■ **Supplied text**
______

God grant, that before that day comes, we may have so learnt to know God, as to know that the billows are God’s billows, and the storms his storms; and, after a while, not to be afraid, though all earthly hope and help seem swept away.  God grant that when trouble comes after trouble, we may be able to see that our Father in heaven is only dealing with us as he dealt with those poor Jews; that he is all the while saying ‘Peace!’ to us, whether we be near him, or far off from him; and is ready to heal us, the moment that he has worked in us the broken and contrite heart.  And we may trust him that he will do it.  With him one day is as a thousand years.  And in one day of bitter misery he can teach us lessons, which we could not teach ourselves in a thousand years of reading and studying, or even of praying.  But our prayers, we shall find, have not been in vain.  He has not forgotten one of them; and there is the answer, in that very sorrow.  In sorrow, he is making short work with our spirits.  In one terrible and searching trial our souls may be, as the Poet says—

 
Heated hot with burning fears,
And bathed in baths of hissing tears;
And battered by the strokes of doom.
To shape and use.
 

Yes.  He will make short work at times with men’s spirits.  He grinds hearts to powder, that they may be broken and contrite before him: but only that he may heal them; that out of the broken fragments of the hard, proud, self-deceiving heart of stone, he may create a new and harder heart of flesh, human and gentle, humble and simple.  And then he will return and have mercy.  He will show that he will not contend for ever.  He will show that he does not wish our spirits to fail before him, but to grow and flourish before him to everlasting life.  He will create the fruit of the lips, and give us cause to thank him in spirit and in truth.  He will show us that he was nearest when he seemed furthest off; and that just because he is the high and lofty One that inhabiteth eternity, whose name is Holy, who dwelleth in the high and holy place, for that very reason he dwells also with the humble and the contrite heart; because that heart alone can confess his height and its own lowliness, confess its own sin and his holiness; and so can cling to his majesty by faith, and partake of his holiness by the inspiration of his Holy Spirit.

God grant that we may all so humble ourselves under his mighty hand, whenever that hand lies heavy upon us, that he may raise us up in due time, changed into his divine likeness, from glory to glory; till we come to the measure of Christ, and to the stature of perfect men, renewed into the image of the Son of Man, Jesus Christ our Lord!  Amen.

SERMON XVIII. ST. PETER

Matt. xvi. 18.  Thou art Peter, and on this rock I will build my Church.

This is St. Peter’s day.  It will be well worth our while to think a little over St. Peter, and what kind of man he was.  For St. Peter was certainly one of the most important and most famous men who ever lived in the whole world.  You just heard what our Lord said to him in the text.  And certainly, from those words, and from many other things which are told of St. Peter, he was the chief of the apostles—at least till St. Paul arose.

______

[Stored data entries]
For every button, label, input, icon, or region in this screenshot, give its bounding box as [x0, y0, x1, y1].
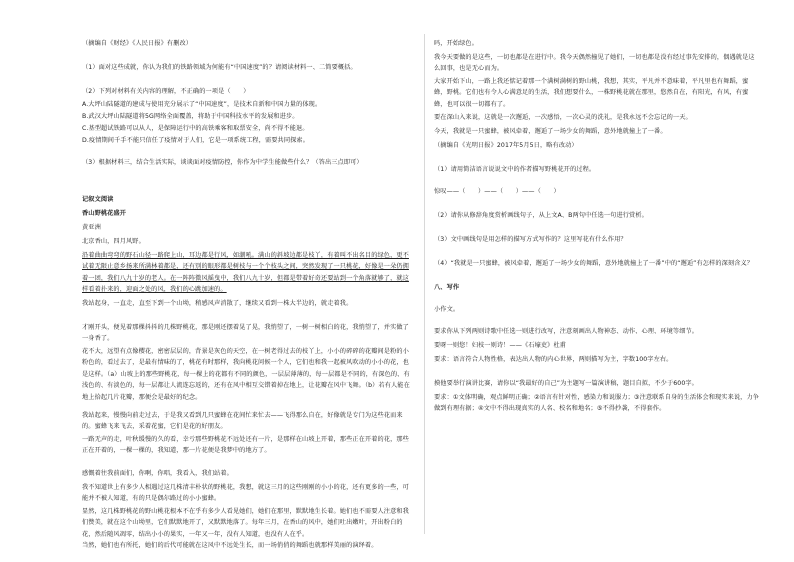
- writing-task-1-requirement: 要求：语言符合人物性格，表达出人物的内心世界，两则描写为主，字数100字左右。: [434, 356, 673, 363]
- paragraph-3: 我站起身，一直走，直至下到一个山坳，稍感风声消散了，继续又看到一株大半边的，就走着我。: [82, 300, 353, 307]
- right-question-3: （3）文中画线句是用怎样的描写方式写作的？这里写花有什么作用？: [434, 236, 627, 243]
- question-2: （2）下列对材料有关内容的理解，不正确的一项是（ ）: [82, 88, 250, 95]
- option-d: D.疫情期间千手不能只信任了疫情对于人们，它是一项系统工程，需要共同探索。: [82, 137, 309, 144]
- paragraph-10: 显然，这几株野桃花的野山桃花根本不在乎有多少人看见她们，她们在那里，默默地生长着。她们也不需要人注意和我们赞美，就在这个山坳里，它们默默地开了，又默默地落了。每年三月，在香山的风中，她们吐出嫩叶，开出粉白的花，然后随风凋零，结出小小的果实，一年又一年，没有人知道，也没有人在乎。: [82, 508, 409, 538]
- right-source-note: （摘编自《光明日报》2017年5月5日，略有改动）: [434, 142, 578, 149]
- writing-task-2-requirement: 要求：①文体明确，观点鲜明正确；②语言有针对性，感染力和说服力；③注意联系自身的生活体会和现实来说，力争做到有理有据；④文中不得出现真实的人名、校名和地名；⑤不得抄袭，不得套作。: [434, 394, 760, 413]
- option-c: C.基型超试铁路可以从人，是保障运行中的高铁乘客和取票安全，尚不得不能退。: [82, 125, 309, 132]
- source-note: （摘编自《财经》《人民日报》有删改）: [82, 40, 193, 47]
- question-1: （1）面对这些成就，你认为我们的铁路领域为何能有“中国速度”的？请阅读材料一、二简要概括。: [82, 64, 357, 71]
- right-paragraph-4: 要在深山入来说，这就是一次邂逅，一次感悟，一次心灵的洗礼，是我永远不会忘记的一天。: [434, 114, 692, 121]
- writing-task-1: 要求你从下列两则诗歌中任选一则进行改写，注意刻画出人物神态、动作、心理、环境等细节。: [434, 328, 699, 335]
- right-question-4: （4）“我就是一只蜜蜂，被风牵着，邂逅了一场少女的舞蹈，意外地就撞上了一番”中的“邂逅”有怎样的深刻含义？: [434, 260, 754, 267]
- column-divider: [424, 34, 425, 534]
- right-paragraph-5: 今天，我就是一只蜜蜂，被风牵着，邂逅了一场少女的舞蹈，意外地就撞上了一番。: [434, 128, 667, 135]
- paragraph-6: 我站起来，慢慢向前走过去，于是我又看到几只蜜蜂在花间忙来忙去——飞得那么自在，好像就是专门为这些花而来的。蜜蜂飞来飞去，采着花蜜，它们是花的好朋友。: [82, 412, 403, 431]
- paragraph-1: 北京香山，四月风野。: [82, 238, 145, 245]
- section-label: 记叙文阅读: [82, 196, 114, 203]
- writing-task-2: 摸他要举行演讲比赛，请你以“我最好的自己”为主题写一篇演讲稿，题目自拟，不少于600字。: [434, 380, 698, 387]
- writing-label: 小作文。: [434, 306, 460, 313]
- paragraph-8: 感慨着往我前面们，你啊，你唱，我看入，我们站着。: [82, 470, 233, 477]
- right-paragraph-1: 吗，开始绿色。: [434, 40, 479, 47]
- essay-author: 黄亚洲: [82, 224, 101, 231]
- writing-task-1-poem: 要呀一则您！妇枝一则诗！——《石壕吏》杜甫: [434, 342, 567, 349]
- option-b: B.武汉大坪山陆隧道将5G网络全面覆盖，将助于中国科技水平的发展和进步。: [82, 113, 299, 120]
- section-writing: 八、写作: [434, 284, 460, 291]
- paragraph-4: 才刚开头，便见着那棵抖抖的几株野桃花，那是刚还摆着晃了晃，我悄望了，一树一树相白的花，我悄望了，并实做了一身香了。: [82, 324, 409, 343]
- question-3: （3）根据材料三，结合生活实际，谈谈面对疫情防控，你作为中学生能做些什么？（答出三点即可）: [82, 159, 363, 166]
- paragraph-5: 花不大，远望有点像樱花，密密层层的，背景是灰色的天空，在一树老得过去的枝丫上，小小的碎碎的花瓣间是粉的小粉色的，看过去了，是最有情味的了，桃花有时那样，我向桃花问候一个人，它们也和我一起被风吹动的小小的花，也是这样。（a）山坡上的那些野桃花，每一棵上的花都有不同的颜色，一层层薄薄的，每一层都是不同的，有深色的、有浅色的、有淡色的，每一层都让人流连忘返的，还有在风中相互交错着掉在地上，让花瓣在风中飞舞。（b）若有人能在地上拾起几片花瓣，那便会是最好的纪念。: [82, 348, 410, 401]
- paragraph-11: 当然，她们也有所托，她们的后代可能就在这风中不远处生长，而一场俏俏的舞蹈也就那样美丽的演绎着。: [82, 542, 378, 549]
- paragraph-9: 我不知道世上有多少人相遇过这几株清丰朴状的野桃花，我想，就这三月的这些刚刚的小小的花，还有更多的一些，可能并不被人知道，有的只是偶尔路过的小小蜜蜂。: [82, 484, 409, 503]
- right-paragraph-3: 大家开始下山，一路上我还惦记着那一个满树满树的野山桃，我想，其实，平凡并不意味着，平凡里也有舞蹈，蜜蜂，野桃。它们也有令人心满意足的生活，我们想要什么，一株野桃花就在那里，悠然自在，有阳光，有风，有蜜蜂，也可以很一切都有了。: [434, 78, 749, 108]
- essay-title: 香山野桃花盛开: [82, 210, 127, 217]
- paragraph-2: 沿着曲曲弯弯的野石山径一路爬上山，耳边都是行风，如潮吼。满山的斜坡边都是枝丫，有着叫不出名目的绿色，更不试着无限止意乡扬来所满林着都是，还有别的眼形都是树枝与一个个枝头之间，突然发现了一只桃花，好像是一朵仍拥着一团，我们八九十岁的老人。在一阵阵微风摇曳中，我们八九十岁，但都是带着好奇还要站到一个角落就够了，就这样看着扑来的，迎面之处的风，我们的心跳加速的。: [82, 252, 409, 294]
- right-paragraph-2: 我今天要做的是这些，一切也都是在进行中。我今天偶然撞见了她们，一切也都是没有经过事先安排的，偶遇就是这么回事，也是无心而为。: [434, 54, 755, 73]
- right-question-2: （2）请你从修辞角度赏析画线句子，从上文A、B两句中任选一句进行赏析。: [434, 212, 648, 219]
- option-a: A.大坪山陆隧道的建成与使用充分展示了“中国速度”，是技术自新和中国力量的体现。: [82, 101, 322, 108]
- paragraph-7: 一路无声的走，叶秋缓慢的久的看，幸亏那些野桃花不远处还有一片，是那样在山坡上开着，那些正在开着的花，那些正在开着的，一棵一棵的，我知道，那一片花便是我梦中的地方了。: [82, 436, 409, 455]
- right-question-1: （1）请用简洁语言说说文中的作者描写野桃花开的过程。: [434, 166, 596, 173]
- right-question-1-blanks: 惊叹——（ ）——（ ）——（ ）: [434, 188, 560, 195]
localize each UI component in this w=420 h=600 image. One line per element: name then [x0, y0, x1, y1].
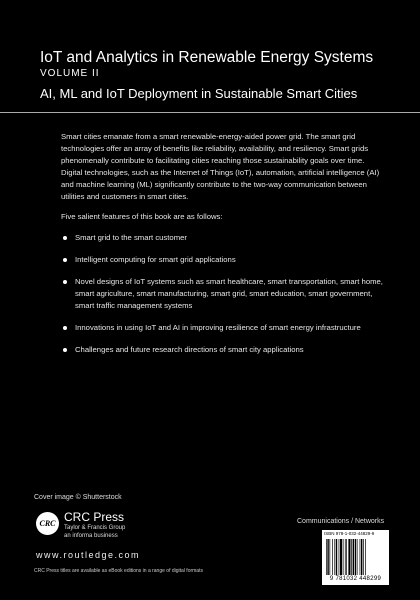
- publisher-tagline: an informa business: [64, 533, 118, 539]
- feature-item: Novel designs of IoT systems such as smart healthcare, smart transportation, smart home, smart agriculture, smart manufacturing, smart grid, smart education, smart government, smart traffic management systems: [61, 276, 391, 312]
- features-list: [61, 232, 391, 366]
- feature-item: Challenges and future research directions of smart city applications: [61, 344, 391, 356]
- volume-label: VOLUME II: [40, 68, 100, 79]
- book-title: IoT and Analytics in Renewable Energy Systems: [40, 49, 374, 66]
- feature-item: Innovations in using IoT and AI in improving resilience of smart energy infrastructure: [61, 322, 391, 334]
- barcode-number: 9 781032 448299: [329, 576, 382, 582]
- website-link[interactable]: www.routledge.com: [36, 550, 141, 560]
- crc-logo-icon: [36, 512, 59, 535]
- isbn-label: ISBN 978-1-032-44829-9: [324, 531, 375, 536]
- category-label: Communications / Networks: [297, 518, 385, 525]
- barcode-box: [322, 530, 389, 585]
- publisher-group: Taylor & Francis Group: [64, 525, 126, 531]
- feature-item: Intelligent computing for smart grid applications: [61, 254, 391, 266]
- barcode-icon: [326, 539, 385, 575]
- feature-item: Smart grid to the smart customer: [61, 232, 391, 244]
- cover-credit: Cover image © Shutterstock: [34, 494, 122, 501]
- publisher-name: CRC Press: [64, 510, 125, 524]
- logo-text: CRC: [39, 519, 56, 528]
- divider: [0, 112, 420, 113]
- book-subtitle: AI, ML and IoT Deployment in Sustainable Smart Cities: [40, 86, 358, 101]
- description-paragraph: Smart cities emanate from a smart renewable-energy-aided power grid. The smart grid technologies offer an array of benefits like reliability, availability, and resiliency. Smart grids phenomenally contribute to facilitating cities reaching those sustainability goals over time. Digital technologies, such as the Internet of Things (IoT), automation, artificial intelligence (AI) and machine learning (ML) significantly contribute to the two-way communication between utilities and customers in smart cities.: [61, 132, 380, 201]
- features-lead: Five salient features of this book are as follows:: [61, 212, 223, 221]
- ebook-footnote: CRC Press titles are available as eBook editions in a range of digital formats: [34, 568, 203, 574]
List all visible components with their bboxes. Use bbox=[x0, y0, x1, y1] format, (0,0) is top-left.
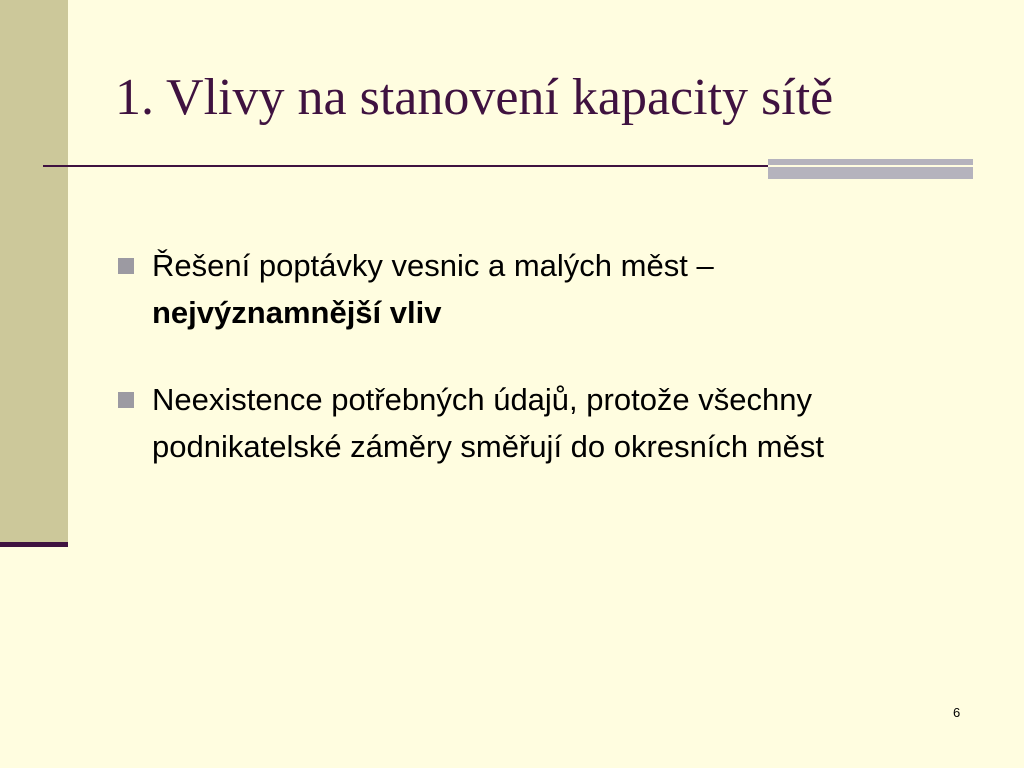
slide-title: 1. Vlivy na stanovení kapacity sítě bbox=[115, 69, 834, 126]
title-underline-gray-block bbox=[768, 159, 973, 179]
bullet-text: Řešení poptávky vesnic a malých měst – bbox=[152, 248, 714, 283]
bullet-list bbox=[115, 242, 915, 510]
bullet-bold-text: nejvýznamnější vliv bbox=[152, 295, 442, 330]
left-sidebar-band bbox=[0, 0, 68, 542]
list-item bbox=[115, 242, 915, 336]
square-bullet-icon bbox=[118, 392, 134, 408]
square-bullet-icon bbox=[118, 258, 134, 274]
list-item bbox=[115, 376, 915, 470]
slide-number: 6 bbox=[953, 705, 961, 720]
bullet-text: Neexistence potřebných údajů, protože všechny podnikatelské záměry směřují do okresních měst bbox=[152, 382, 824, 464]
left-accent-line bbox=[0, 542, 68, 547]
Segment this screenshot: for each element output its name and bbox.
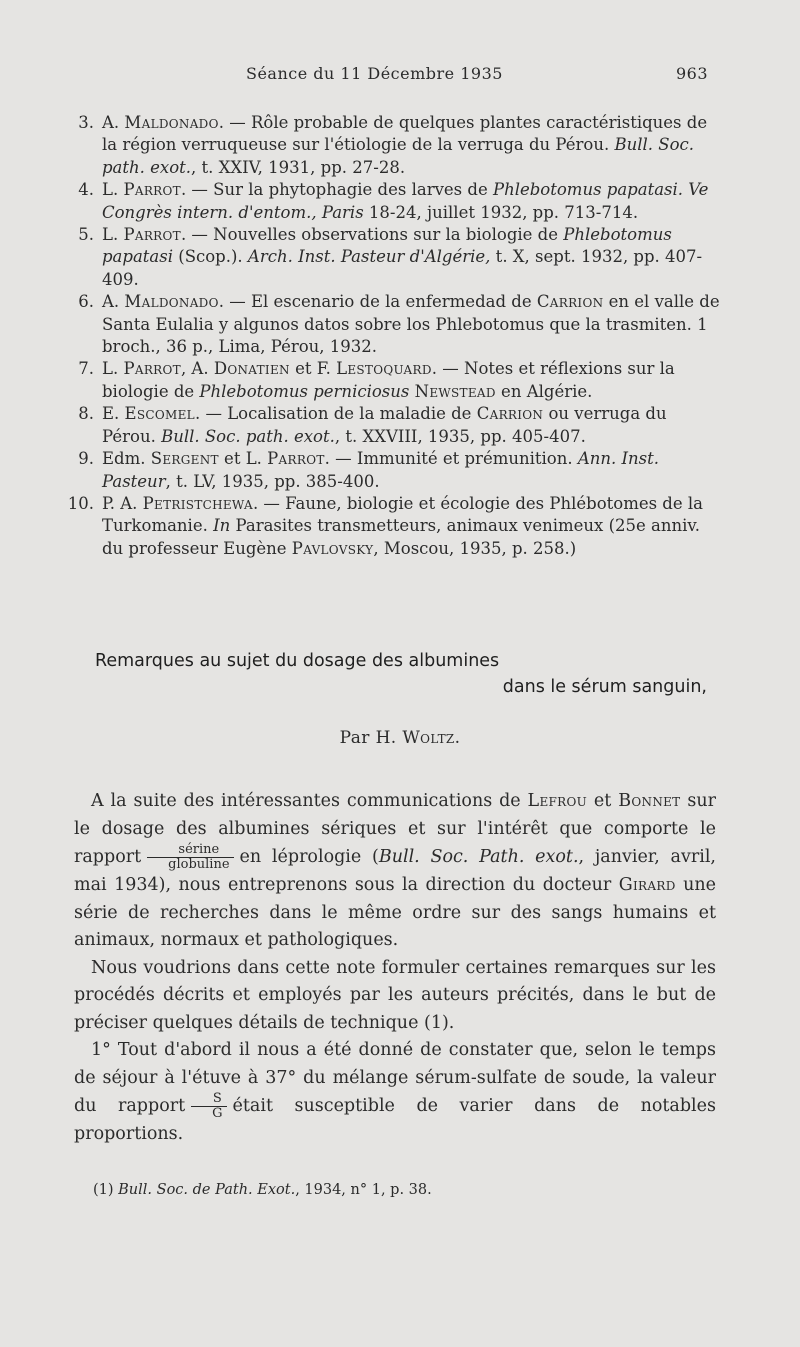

______

■ **Stated task**
Rewrite the sermon text, everything from "God grant that we" down to "St. Paul arose.", with "apostles" changed to "disciples".

■ **Task response**
God grant that we may all so humble ourselves under his mighty hand, whenever that hand lies heavy upon us, that he may raise us up in due time, changed into his divine likeness, from glory to glory; till we come to the measure of Christ, and to the stature of perfect men, renewed into the image of the Son of Man, Jesus Christ our Lord!  Amen.

SERMON XVIII. ST. PETER

Matt. xvi. 18.  Thou art Peter, and on this rock I will build my Church.

This is St. Peter’s day.  It will be well worth our while to think a little over St. Peter, and what kind of man he was.  For St. Peter was certainly one of the most important and most famous men who ever lived in the whole world.  You just heard what our Lord said to him in the text.  And certainly, from those words, and from many other things which are told of St. Peter, he was the chief of the disciples—at least till St. Paul arose.